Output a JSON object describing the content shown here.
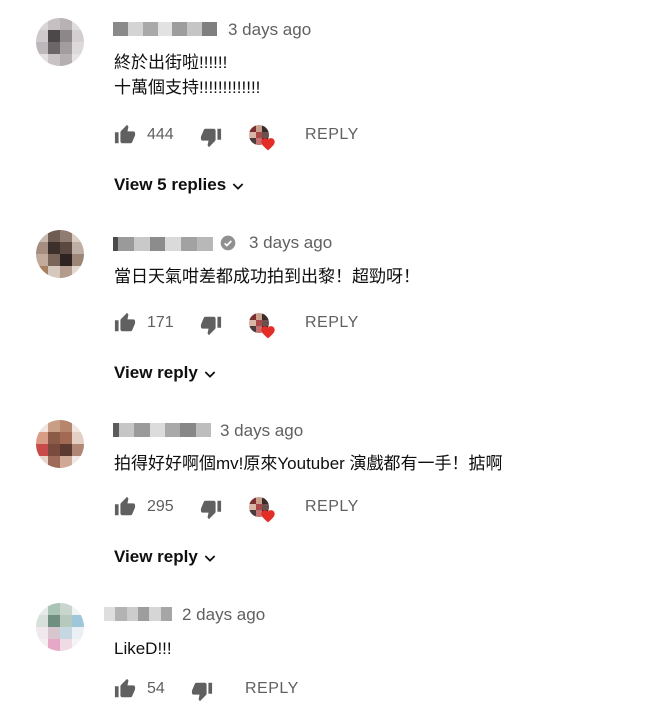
{
  "comments": [
    {
      "time": "3 days ago",
      "text_lines": [
        "終於出街啦!!!!!!",
        "十萬個支持!!!!!!!!!!!!!"
      ],
      "likes": "444",
      "reply_label": "REPLY",
      "view_replies": "View 5 replies",
      "verified": false
    },
    {
      "time": "3 days ago",
      "text_lines": [
        "當日天氣咁差都成功拍到出黎！超勁呀！"
      ],
      "likes": "171",
      "reply_label": "REPLY",
      "view_replies": "View reply",
      "verified": true
    },
    {
      "time": "3 days ago",
      "text_lines": [
        "拍得好好啊個mv!原來Youtuber 演戲都有一手！掂啊"
      ],
      "likes": "295",
      "reply_label": "REPLY",
      "view_replies": "View reply",
      "verified": false
    },
    {
      "time": "2 days ago",
      "text_lines": [
        "LikeD!!!"
      ],
      "likes": "54",
      "reply_label": "REPLY",
      "view_replies": "",
      "verified": false
    }
  ],
  "colors": {
    "heart": "#e52d27",
    "icon_gray": "#606060",
    "verified_gray": "#909090"
  },
  "icons": {
    "like": "thumb-up-icon",
    "dislike": "thumb-down-icon",
    "creator_heart": "creator-heart-icon",
    "chevron": "chevron-down-icon",
    "verified": "verified-check-icon"
  }
}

▬▬▬

• [What needs to be done]
Reproduce every record above exactly, omitting the pictures.

• [Result for this exercise]
Output a JSON object describing the content shown here.
{
  "comments": [
    {
      "time": "3 days ago",
      "text_lines": [
        "終於出街啦!!!!!!",
        "十萬個支持!!!!!!!!!!!!!"
      ],
      "likes": "444",
      "reply_label": "REPLY",
      "view_replies": "View 5 replies",
      "verified": false
    },
    {
      "time": "3 days ago",
      "text_lines": [
        "當日天氣咁差都成功拍到出黎！超勁呀！"
      ],
      "likes": "171",
      "reply_label": "REPLY",
      "view_replies": "View reply",
      "verified": true
    },
    {
      "time": "3 days ago",
      "text_lines": [
        "拍得好好啊個mv!原來Youtuber 演戲都有一手！掂啊"
      ],
      "likes": "295",
      "reply_label": "REPLY",
      "view_replies": "View reply",
      "verified": false
    },
    {
      "time": "2 days ago",
      "text_lines": [
        "LikeD!!!"
      ],
      "likes": "54",
      "reply_label": "REPLY",
      "view_replies": "",
      "verified": false
    }
  ],
  "colors": {
    "heart": "#e52d27",
    "icon_gray": "#606060",
    "verified_gray": "#909090"
  },
  "icons": {
    "like": "thumb-up-icon",
    "dislike": "thumb-down-icon",
    "creator_heart": "creator-heart-icon",
    "chevron": "chevron-down-icon",
    "verified": "verified-check-icon"
  }
}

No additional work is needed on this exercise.